▶ Records to use
----------
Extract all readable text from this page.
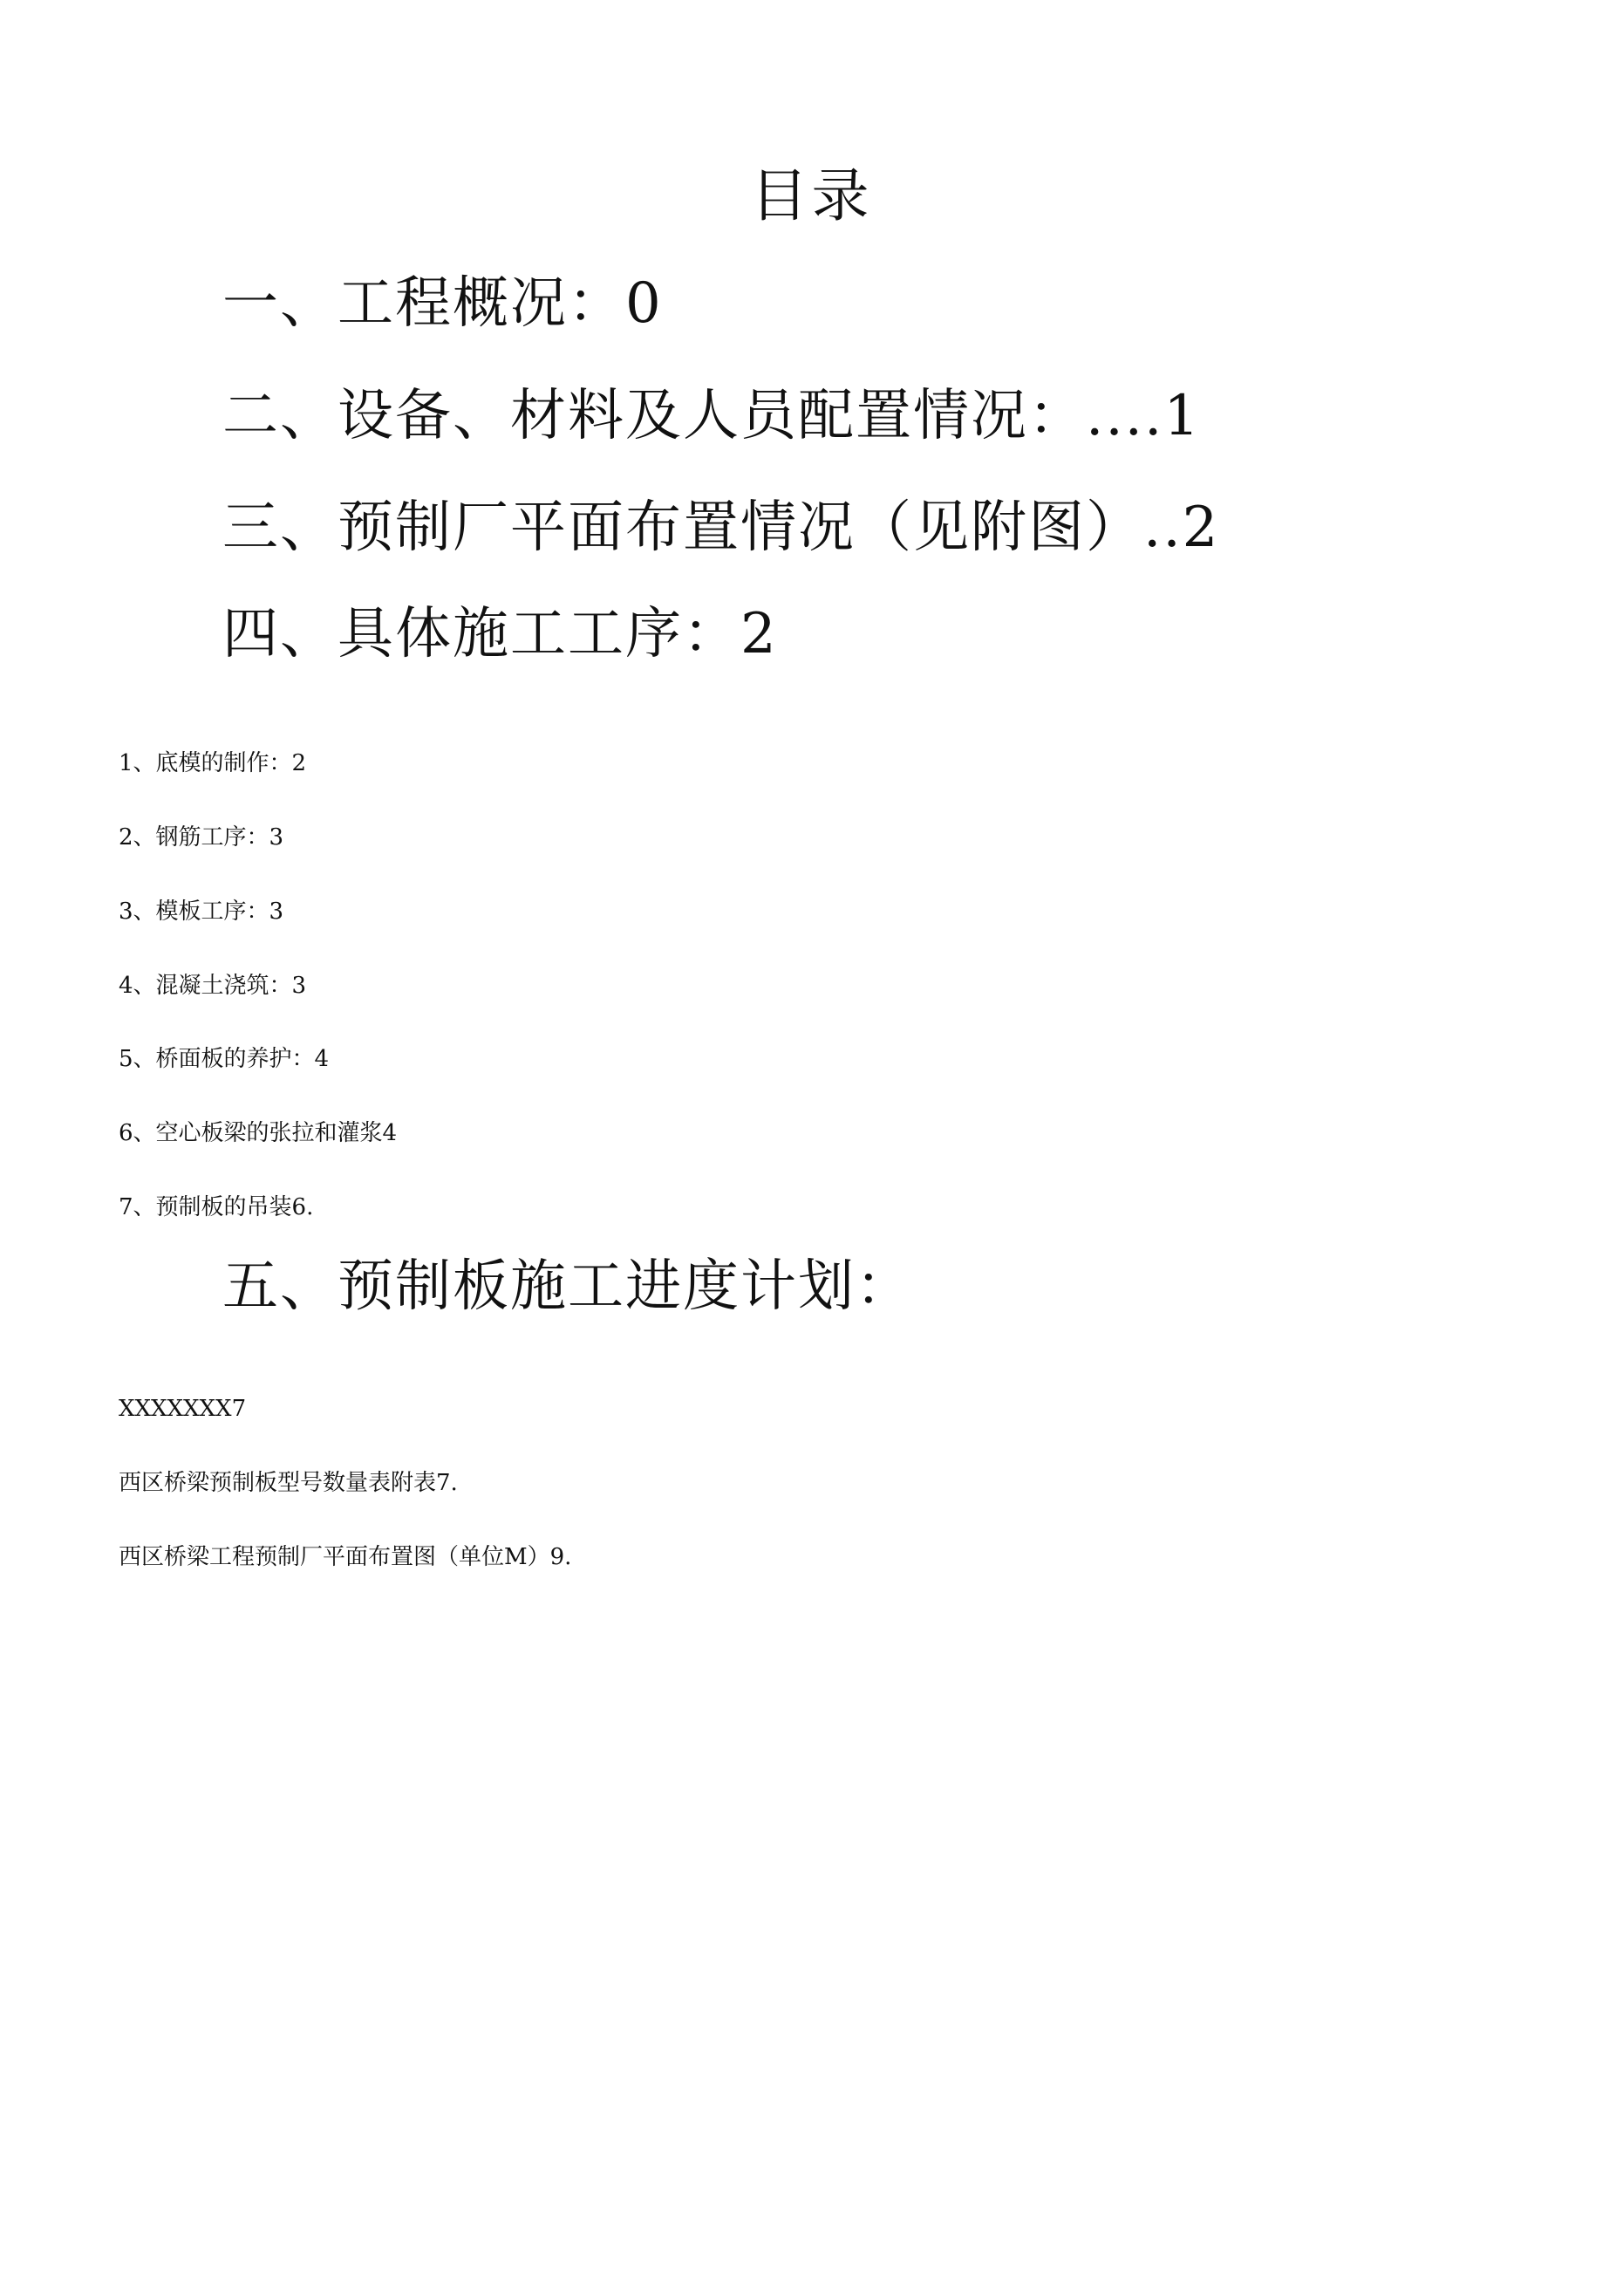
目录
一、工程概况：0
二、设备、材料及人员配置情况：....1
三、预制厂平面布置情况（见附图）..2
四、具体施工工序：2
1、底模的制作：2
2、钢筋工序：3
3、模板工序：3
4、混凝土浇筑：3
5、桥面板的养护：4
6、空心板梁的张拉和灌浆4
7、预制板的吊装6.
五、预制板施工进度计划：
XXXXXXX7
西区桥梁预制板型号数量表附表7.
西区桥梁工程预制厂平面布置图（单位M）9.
----------
▶ Requirements
Pictures in the records above are not copied; print everything else exactly.

▶ Output of the task
Extract all readable text from this page.
目录
一、工程概况：0
二、设备、材料及人员配置情况：....1
三、预制厂平面布置情况（见附图）..2
四、具体施工工序：2
1、底模的制作：2
2、钢筋工序：3
3、模板工序：3
4、混凝土浇筑：3
5、桥面板的养护：4
6、空心板梁的张拉和灌浆4
7、预制板的吊装6.
五、预制板施工进度计划：
XXXXXXX7
西区桥梁预制板型号数量表附表7.
西区桥梁工程预制厂平面布置图（单位M）9.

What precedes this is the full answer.